• WHAT TO DO: Records follow. Copy every line with "Convert".

(Data entries for graphics)
============================================================

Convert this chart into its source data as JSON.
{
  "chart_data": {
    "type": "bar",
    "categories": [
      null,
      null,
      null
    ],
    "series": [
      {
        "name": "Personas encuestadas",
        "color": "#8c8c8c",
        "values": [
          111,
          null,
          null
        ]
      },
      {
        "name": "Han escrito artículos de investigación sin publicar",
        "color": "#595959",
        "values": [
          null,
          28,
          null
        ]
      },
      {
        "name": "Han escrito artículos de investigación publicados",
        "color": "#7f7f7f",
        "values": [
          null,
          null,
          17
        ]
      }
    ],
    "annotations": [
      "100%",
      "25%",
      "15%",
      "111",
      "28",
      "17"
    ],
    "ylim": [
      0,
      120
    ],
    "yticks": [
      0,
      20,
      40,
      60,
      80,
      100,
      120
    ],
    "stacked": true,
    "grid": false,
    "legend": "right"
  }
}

============================================================

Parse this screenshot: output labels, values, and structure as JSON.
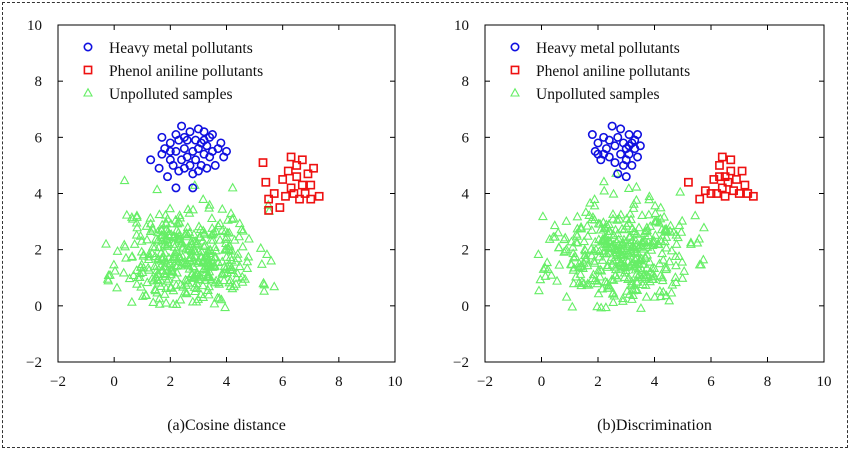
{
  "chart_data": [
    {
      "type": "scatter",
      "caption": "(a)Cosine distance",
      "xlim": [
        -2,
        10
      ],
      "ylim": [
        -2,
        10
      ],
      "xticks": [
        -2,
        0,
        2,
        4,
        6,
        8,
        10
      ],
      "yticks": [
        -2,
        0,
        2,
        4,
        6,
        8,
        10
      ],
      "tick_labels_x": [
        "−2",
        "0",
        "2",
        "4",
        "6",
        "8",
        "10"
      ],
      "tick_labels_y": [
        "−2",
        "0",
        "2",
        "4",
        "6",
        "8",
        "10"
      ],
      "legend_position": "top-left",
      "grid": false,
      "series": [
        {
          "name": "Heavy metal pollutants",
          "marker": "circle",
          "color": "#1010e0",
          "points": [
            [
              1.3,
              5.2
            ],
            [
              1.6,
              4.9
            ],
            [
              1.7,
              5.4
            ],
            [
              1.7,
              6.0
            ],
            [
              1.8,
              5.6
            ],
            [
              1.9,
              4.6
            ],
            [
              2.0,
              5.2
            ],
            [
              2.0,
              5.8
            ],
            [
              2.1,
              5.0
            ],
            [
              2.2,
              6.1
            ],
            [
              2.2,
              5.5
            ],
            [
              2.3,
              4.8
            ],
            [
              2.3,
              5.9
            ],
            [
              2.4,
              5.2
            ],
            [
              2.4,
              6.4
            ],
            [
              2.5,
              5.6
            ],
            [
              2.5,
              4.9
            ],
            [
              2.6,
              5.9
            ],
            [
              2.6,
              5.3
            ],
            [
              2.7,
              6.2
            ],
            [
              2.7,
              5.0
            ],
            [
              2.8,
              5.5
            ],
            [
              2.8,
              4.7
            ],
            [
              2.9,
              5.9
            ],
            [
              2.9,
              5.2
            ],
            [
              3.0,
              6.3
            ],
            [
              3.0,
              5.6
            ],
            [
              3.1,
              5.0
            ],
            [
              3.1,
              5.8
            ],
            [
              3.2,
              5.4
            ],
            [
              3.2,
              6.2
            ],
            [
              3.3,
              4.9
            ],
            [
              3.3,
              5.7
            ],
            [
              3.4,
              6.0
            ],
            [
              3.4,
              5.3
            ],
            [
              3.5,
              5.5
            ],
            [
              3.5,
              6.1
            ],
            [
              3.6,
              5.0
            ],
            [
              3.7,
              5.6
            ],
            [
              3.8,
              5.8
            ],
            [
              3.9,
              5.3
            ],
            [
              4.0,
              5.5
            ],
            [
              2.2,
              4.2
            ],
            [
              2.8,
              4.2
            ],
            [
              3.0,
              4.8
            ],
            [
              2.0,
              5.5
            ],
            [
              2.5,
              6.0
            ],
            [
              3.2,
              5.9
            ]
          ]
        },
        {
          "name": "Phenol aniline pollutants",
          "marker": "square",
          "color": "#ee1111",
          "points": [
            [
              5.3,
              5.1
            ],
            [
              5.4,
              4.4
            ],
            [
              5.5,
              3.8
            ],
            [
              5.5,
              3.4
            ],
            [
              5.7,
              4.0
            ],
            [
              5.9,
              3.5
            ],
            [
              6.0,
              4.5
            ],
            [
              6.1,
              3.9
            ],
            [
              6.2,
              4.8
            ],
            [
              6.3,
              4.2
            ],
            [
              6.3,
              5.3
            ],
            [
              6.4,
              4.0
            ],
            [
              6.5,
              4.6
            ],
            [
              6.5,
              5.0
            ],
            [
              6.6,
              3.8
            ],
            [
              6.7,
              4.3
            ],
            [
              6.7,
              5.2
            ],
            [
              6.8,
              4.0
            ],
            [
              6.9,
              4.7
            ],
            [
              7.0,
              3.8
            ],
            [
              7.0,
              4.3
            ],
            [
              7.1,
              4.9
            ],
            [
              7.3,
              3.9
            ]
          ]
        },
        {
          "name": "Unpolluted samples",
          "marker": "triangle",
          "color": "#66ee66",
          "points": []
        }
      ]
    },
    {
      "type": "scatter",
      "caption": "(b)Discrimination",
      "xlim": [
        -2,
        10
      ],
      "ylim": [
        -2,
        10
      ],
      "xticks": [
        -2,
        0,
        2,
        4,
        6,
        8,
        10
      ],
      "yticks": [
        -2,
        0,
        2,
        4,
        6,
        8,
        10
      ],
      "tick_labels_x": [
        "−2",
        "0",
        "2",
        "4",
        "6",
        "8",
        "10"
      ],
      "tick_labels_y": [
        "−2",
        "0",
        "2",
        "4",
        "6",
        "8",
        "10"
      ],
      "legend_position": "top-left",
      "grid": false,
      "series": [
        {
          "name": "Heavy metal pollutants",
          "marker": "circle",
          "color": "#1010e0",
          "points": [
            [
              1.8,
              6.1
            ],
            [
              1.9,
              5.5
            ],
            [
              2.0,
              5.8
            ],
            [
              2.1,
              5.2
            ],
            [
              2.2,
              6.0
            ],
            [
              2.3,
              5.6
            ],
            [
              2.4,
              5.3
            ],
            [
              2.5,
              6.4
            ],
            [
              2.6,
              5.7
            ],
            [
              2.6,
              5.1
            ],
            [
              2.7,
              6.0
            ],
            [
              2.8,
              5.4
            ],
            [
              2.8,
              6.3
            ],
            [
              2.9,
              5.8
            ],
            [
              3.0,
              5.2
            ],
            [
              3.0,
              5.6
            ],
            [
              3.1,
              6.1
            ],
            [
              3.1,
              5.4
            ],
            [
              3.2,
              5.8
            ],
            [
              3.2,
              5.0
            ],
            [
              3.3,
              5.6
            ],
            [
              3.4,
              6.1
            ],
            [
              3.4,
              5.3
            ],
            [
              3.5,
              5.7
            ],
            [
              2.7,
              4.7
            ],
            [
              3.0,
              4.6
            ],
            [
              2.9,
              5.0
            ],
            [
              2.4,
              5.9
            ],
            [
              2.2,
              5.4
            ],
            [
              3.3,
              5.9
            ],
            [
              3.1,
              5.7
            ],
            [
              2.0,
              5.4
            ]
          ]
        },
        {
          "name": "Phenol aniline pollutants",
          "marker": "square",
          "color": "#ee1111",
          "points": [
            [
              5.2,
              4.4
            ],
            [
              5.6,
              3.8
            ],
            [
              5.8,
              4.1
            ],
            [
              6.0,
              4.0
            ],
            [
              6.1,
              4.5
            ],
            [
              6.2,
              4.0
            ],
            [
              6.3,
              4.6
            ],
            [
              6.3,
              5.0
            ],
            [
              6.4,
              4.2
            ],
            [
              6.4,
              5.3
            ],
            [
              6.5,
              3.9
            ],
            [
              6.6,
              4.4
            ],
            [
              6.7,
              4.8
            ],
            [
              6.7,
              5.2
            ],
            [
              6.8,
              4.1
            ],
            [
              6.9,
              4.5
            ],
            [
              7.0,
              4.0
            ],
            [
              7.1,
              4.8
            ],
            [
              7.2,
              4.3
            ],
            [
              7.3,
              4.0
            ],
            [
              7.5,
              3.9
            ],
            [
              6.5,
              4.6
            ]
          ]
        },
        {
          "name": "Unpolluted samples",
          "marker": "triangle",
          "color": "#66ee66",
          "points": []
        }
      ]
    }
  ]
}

============================================================

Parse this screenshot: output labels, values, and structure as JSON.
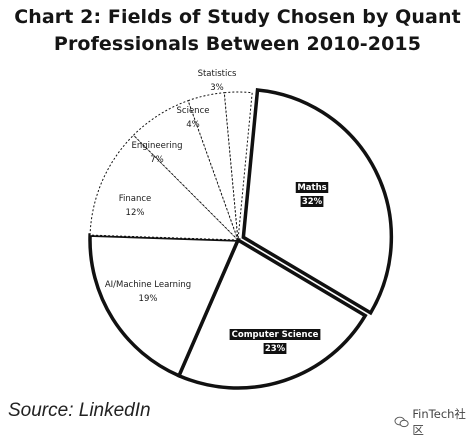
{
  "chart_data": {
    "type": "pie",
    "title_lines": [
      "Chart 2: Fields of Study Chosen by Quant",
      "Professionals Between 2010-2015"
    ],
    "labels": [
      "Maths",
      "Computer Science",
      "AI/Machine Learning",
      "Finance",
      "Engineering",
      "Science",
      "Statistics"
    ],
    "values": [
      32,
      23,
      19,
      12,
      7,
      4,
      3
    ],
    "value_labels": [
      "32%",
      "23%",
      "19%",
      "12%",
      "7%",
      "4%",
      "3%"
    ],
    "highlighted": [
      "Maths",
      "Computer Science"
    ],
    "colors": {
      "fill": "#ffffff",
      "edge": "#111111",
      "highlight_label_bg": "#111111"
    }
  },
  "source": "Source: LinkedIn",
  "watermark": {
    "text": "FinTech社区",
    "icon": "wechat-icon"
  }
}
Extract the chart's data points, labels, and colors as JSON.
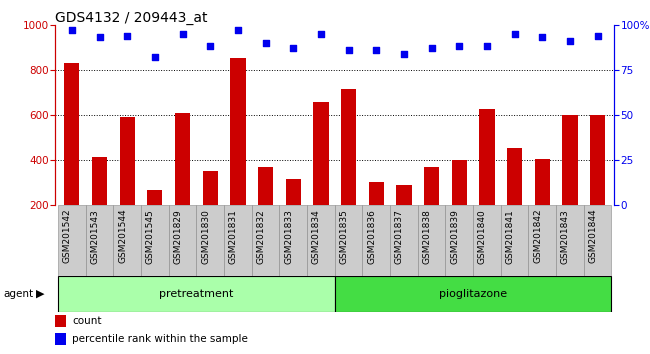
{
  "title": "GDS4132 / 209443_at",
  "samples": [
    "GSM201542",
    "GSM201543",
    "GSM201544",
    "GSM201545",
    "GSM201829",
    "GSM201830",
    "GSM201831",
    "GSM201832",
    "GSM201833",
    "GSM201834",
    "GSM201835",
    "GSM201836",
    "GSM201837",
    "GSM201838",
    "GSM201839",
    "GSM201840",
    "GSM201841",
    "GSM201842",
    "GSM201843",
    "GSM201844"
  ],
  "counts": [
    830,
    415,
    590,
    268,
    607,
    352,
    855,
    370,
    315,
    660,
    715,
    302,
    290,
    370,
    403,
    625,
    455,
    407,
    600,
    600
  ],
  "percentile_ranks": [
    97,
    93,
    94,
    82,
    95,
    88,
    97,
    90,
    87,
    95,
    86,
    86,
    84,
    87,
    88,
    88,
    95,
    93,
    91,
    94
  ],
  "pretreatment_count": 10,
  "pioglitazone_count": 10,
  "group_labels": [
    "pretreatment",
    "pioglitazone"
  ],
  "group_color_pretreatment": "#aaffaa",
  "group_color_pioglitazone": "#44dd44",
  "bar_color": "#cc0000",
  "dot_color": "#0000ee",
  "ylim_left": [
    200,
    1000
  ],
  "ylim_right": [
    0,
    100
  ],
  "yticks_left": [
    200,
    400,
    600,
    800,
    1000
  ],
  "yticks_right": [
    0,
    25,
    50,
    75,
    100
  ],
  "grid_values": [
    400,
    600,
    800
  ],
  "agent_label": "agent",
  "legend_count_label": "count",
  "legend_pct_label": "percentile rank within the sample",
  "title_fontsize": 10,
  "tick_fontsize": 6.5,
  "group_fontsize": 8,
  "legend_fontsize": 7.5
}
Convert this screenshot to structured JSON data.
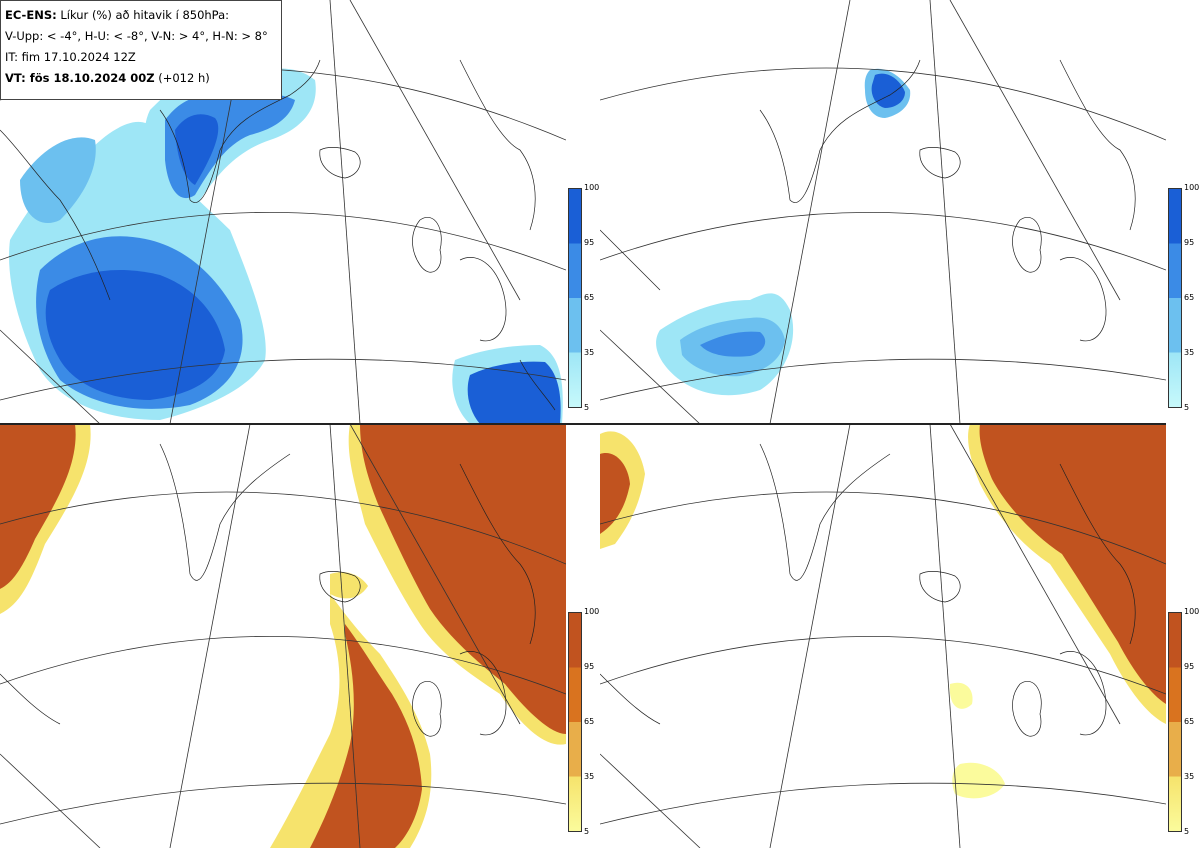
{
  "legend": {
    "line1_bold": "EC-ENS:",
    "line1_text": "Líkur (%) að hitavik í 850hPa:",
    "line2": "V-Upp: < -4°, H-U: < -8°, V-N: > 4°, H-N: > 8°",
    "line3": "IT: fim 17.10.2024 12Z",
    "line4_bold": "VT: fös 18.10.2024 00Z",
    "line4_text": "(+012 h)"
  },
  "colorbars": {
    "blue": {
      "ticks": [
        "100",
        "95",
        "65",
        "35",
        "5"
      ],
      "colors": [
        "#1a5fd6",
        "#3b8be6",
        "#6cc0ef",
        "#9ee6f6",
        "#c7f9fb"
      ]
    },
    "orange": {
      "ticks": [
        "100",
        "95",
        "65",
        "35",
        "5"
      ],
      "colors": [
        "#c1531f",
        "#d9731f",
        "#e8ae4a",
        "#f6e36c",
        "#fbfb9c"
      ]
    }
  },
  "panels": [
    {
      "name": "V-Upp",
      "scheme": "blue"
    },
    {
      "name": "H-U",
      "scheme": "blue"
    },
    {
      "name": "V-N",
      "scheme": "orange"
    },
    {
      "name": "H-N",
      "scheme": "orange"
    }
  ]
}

============================================================

• TASK OUTPUT:
Convert this chart into its source data as JSON.
Convert this screenshot to structured JSON data.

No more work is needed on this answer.